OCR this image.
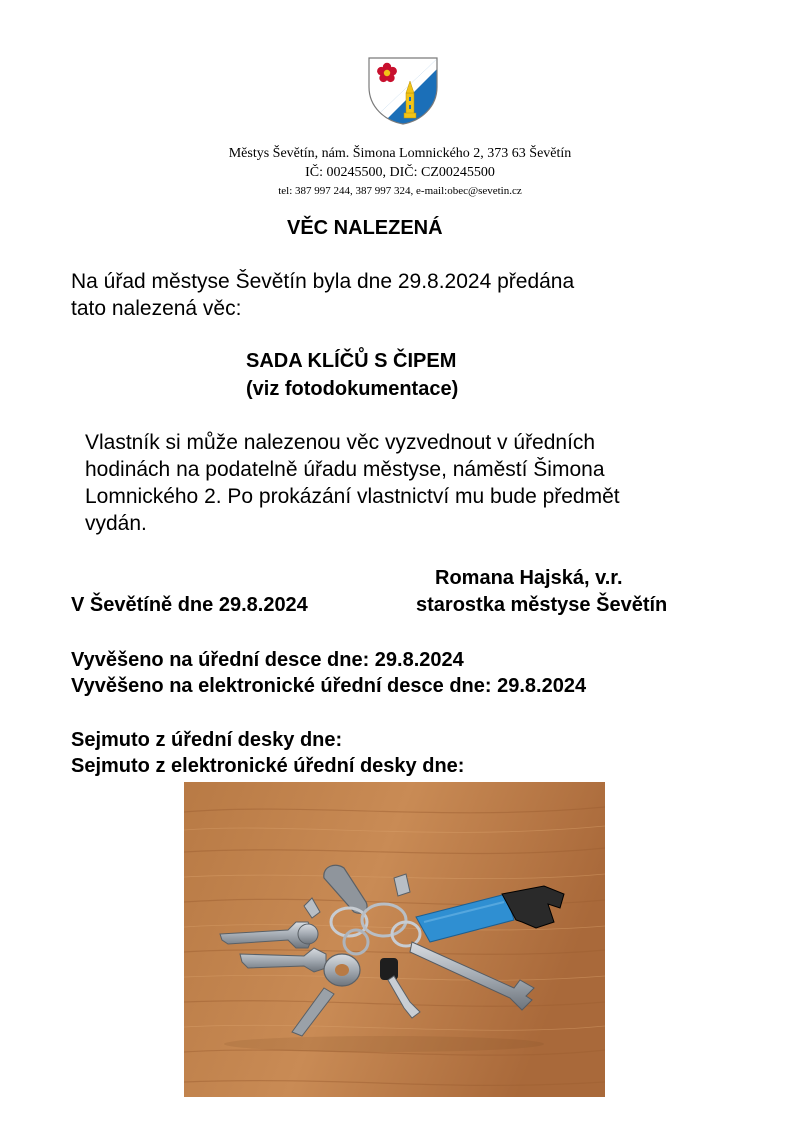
Městys Ševětín, nám. Šimona Lomnického 2, 373 63 Ševětín
IČ: 00245500, DIČ: CZ00245500
tel: 387 997 244, 387 997 324, e-mail:obec@sevetin.cz
VĚC NALEZENÁ
Na úřad městyse Ševětín byla dne 29.8.2024 předána
tato nalezená věc:
SADA KLÍČŮ S ČIPEM
(viz fotodokumentace)
Vlastník si může nalezenou věc vyzvednout v úředních
hodinách na podatelně úřadu městyse, náměstí Šimona
Lomnického 2. Po prokázání vlastnictví mu bude předmět
vydán.
Romana Hajská, v.r.
V Ševětíně dne 29.8.2024	starostka městyse Ševětín
Vyvěšeno na úřední desce dne: 29.8.2024
Vyvěšeno na elektronické úřední desce dne: 29.8.2024
Sejmuto z úřední desky dne:
Sejmuto z elektronické úřední desky dne:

::::::::::

# [Aim of the exercise]
Without the pictures, restate all of the entries above verbatim.

# [Written answer]
OCR this image.
Městys Ševětín, nám. Šimona Lomnického 2, 373 63 Ševětín
IČ: 00245500, DIČ: CZ00245500
tel: 387 997 244, 387 997 324, e-mail:obec@sevetin.cz
VĚC NALEZENÁ
Na úřad městyse Ševětín byla dne 29.8.2024 předána
tato nalezená věc:
SADA KLÍČŮ S ČIPEM
(viz fotodokumentace)
Vlastník si může nalezenou věc vyzvednout v úředních
hodinách na podatelně úřadu městyse, náměstí Šimona
Lomnického 2. Po prokázání vlastnictví mu bude předmět
vydán.
Romana Hajská, v.r.
V Ševětíně dne 29.8.2024	starostka městyse Ševětín
Vyvěšeno na úřední desce dne: 29.8.2024
Vyvěšeno na elektronické úřední desce dne: 29.8.2024
Sejmuto z úřední desky dne:
Sejmuto z elektronické úřední desky dne:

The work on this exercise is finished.